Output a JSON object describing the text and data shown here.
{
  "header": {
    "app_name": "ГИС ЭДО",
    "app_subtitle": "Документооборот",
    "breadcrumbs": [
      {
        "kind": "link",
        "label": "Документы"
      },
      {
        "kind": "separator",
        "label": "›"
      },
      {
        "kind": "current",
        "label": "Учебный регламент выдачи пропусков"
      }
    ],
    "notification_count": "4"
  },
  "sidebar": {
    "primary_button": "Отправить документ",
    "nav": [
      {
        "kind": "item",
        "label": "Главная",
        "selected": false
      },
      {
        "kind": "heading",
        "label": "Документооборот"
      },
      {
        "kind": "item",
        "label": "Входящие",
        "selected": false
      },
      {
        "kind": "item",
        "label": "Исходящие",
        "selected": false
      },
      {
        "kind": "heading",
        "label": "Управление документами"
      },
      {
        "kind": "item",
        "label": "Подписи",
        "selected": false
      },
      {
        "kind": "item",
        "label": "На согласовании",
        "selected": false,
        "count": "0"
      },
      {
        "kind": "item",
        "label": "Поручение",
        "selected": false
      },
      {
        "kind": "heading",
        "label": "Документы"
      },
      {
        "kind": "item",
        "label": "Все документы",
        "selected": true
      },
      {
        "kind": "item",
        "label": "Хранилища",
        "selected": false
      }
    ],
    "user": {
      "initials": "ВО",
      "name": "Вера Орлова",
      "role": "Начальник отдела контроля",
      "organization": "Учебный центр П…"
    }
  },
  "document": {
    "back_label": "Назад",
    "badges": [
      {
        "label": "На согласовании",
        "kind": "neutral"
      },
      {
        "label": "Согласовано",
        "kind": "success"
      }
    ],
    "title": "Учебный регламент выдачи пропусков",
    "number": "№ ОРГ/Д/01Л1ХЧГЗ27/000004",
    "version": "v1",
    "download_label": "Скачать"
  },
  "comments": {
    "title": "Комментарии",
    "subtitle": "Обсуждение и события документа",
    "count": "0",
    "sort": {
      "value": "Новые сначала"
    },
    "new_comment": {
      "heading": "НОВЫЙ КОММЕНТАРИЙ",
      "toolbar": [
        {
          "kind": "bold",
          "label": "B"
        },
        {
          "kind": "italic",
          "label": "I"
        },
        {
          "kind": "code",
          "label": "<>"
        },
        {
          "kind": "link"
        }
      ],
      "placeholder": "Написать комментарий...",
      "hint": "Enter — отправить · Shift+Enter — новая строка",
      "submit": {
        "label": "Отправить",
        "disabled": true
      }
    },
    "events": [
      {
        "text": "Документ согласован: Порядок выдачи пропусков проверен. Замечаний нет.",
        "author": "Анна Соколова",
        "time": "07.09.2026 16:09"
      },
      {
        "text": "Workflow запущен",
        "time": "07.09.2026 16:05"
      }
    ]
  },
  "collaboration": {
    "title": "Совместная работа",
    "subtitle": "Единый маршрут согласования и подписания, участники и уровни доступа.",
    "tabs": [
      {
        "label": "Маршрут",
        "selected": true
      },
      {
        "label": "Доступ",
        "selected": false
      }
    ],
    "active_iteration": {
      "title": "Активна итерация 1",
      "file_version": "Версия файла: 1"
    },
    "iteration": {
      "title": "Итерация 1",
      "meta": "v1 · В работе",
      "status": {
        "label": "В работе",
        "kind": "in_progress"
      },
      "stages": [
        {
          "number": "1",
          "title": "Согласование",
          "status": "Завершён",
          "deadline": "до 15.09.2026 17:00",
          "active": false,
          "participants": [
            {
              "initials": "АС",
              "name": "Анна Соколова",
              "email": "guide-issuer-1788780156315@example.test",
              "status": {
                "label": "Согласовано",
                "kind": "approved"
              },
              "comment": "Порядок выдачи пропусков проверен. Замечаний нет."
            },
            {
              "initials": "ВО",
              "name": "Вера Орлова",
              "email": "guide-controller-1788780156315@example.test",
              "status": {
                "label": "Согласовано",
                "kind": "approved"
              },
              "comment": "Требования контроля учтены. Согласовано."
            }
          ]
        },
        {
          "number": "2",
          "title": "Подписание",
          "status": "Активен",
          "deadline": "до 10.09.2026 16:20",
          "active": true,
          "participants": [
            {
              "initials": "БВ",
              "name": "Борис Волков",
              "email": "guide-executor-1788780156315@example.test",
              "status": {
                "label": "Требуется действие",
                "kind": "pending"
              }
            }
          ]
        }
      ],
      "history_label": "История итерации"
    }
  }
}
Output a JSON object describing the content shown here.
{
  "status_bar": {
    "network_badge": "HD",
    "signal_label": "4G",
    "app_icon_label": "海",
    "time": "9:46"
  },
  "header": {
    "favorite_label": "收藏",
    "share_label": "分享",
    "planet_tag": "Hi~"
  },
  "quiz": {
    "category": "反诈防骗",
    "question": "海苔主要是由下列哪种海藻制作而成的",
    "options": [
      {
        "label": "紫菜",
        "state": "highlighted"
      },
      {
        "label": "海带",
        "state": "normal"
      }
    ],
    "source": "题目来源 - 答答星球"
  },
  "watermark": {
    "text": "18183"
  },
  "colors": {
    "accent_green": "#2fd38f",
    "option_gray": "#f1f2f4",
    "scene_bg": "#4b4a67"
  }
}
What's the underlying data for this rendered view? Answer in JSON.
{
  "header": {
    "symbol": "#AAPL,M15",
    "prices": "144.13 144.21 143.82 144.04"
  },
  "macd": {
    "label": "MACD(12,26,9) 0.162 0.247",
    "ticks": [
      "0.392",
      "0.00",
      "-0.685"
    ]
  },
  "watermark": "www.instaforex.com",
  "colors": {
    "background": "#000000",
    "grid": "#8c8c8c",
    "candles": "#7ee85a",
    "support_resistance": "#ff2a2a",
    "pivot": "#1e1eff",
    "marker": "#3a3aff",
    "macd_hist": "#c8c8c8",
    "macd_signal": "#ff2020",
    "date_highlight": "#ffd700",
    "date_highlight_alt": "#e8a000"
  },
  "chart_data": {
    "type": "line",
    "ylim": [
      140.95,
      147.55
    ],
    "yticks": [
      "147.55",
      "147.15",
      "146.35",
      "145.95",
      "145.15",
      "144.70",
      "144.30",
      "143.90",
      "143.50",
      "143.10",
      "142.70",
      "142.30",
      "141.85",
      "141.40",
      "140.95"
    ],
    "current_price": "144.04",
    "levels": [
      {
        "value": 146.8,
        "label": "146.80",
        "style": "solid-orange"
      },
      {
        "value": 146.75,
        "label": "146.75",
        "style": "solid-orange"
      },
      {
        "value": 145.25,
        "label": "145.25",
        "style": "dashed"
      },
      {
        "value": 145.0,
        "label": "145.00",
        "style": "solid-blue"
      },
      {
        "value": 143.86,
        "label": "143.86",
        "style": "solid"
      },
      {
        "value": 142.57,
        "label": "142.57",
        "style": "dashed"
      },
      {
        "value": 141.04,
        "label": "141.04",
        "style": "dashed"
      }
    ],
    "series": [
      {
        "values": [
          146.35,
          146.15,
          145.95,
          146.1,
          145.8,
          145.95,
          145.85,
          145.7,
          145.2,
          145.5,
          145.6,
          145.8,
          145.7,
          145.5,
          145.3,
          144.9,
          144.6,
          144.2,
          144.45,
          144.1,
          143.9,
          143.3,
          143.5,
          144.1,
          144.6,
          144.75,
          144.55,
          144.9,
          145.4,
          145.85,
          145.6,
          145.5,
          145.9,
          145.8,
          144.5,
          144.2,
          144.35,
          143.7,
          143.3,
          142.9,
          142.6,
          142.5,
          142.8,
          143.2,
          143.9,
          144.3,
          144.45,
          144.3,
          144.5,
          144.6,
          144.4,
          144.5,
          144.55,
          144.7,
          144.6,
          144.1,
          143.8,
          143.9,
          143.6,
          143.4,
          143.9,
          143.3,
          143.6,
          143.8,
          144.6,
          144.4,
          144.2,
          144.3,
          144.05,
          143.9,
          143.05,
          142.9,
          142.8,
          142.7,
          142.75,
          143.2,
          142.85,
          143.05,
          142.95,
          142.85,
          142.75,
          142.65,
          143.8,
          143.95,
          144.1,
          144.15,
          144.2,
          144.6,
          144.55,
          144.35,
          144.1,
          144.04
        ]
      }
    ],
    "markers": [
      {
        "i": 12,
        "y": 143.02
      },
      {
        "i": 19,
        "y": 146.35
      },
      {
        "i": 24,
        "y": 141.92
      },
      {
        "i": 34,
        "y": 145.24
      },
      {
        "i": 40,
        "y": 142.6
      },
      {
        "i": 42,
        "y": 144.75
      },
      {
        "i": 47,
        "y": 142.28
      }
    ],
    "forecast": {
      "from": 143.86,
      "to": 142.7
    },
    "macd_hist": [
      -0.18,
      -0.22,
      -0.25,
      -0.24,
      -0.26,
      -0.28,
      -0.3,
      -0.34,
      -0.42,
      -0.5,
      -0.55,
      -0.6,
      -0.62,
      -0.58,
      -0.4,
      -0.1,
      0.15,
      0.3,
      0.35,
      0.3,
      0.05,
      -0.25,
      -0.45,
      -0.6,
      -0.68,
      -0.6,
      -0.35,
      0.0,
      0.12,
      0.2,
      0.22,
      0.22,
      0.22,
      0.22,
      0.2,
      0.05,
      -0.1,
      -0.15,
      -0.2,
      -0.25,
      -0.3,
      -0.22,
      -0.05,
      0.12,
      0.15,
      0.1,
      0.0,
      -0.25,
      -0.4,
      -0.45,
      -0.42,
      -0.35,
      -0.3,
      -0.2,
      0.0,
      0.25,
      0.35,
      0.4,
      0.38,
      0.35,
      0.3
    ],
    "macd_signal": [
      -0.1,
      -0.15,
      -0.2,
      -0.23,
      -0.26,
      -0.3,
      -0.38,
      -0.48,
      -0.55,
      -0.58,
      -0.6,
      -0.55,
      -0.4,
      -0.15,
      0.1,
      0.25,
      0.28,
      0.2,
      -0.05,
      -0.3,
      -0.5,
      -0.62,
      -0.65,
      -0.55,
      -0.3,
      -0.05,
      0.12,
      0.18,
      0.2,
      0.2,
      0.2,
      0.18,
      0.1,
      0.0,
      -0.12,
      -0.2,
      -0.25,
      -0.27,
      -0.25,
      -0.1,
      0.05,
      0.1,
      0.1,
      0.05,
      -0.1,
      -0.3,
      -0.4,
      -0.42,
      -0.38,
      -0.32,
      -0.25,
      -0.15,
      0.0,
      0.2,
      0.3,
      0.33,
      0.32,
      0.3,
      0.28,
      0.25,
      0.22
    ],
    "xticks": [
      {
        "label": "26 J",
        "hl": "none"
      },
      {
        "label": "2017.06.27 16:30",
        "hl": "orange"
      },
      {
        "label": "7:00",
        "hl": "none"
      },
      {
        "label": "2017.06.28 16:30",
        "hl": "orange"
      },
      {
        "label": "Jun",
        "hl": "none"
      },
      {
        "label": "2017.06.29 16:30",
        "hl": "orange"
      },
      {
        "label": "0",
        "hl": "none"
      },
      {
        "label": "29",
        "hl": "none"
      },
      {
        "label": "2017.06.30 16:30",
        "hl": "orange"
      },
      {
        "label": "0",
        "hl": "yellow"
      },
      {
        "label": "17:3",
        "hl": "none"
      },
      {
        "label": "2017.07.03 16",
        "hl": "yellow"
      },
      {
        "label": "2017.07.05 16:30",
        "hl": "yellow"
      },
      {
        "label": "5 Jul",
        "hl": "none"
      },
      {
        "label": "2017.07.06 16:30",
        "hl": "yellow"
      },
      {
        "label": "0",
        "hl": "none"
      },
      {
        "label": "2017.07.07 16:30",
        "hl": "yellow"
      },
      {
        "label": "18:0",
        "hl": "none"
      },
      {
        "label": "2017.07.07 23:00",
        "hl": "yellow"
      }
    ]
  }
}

########

● **Given exercise**: Extract from the material all lines containing the string "true".

● **Result**:
        "selected": true
        "disabled": true
        "selected": true
          "active": true,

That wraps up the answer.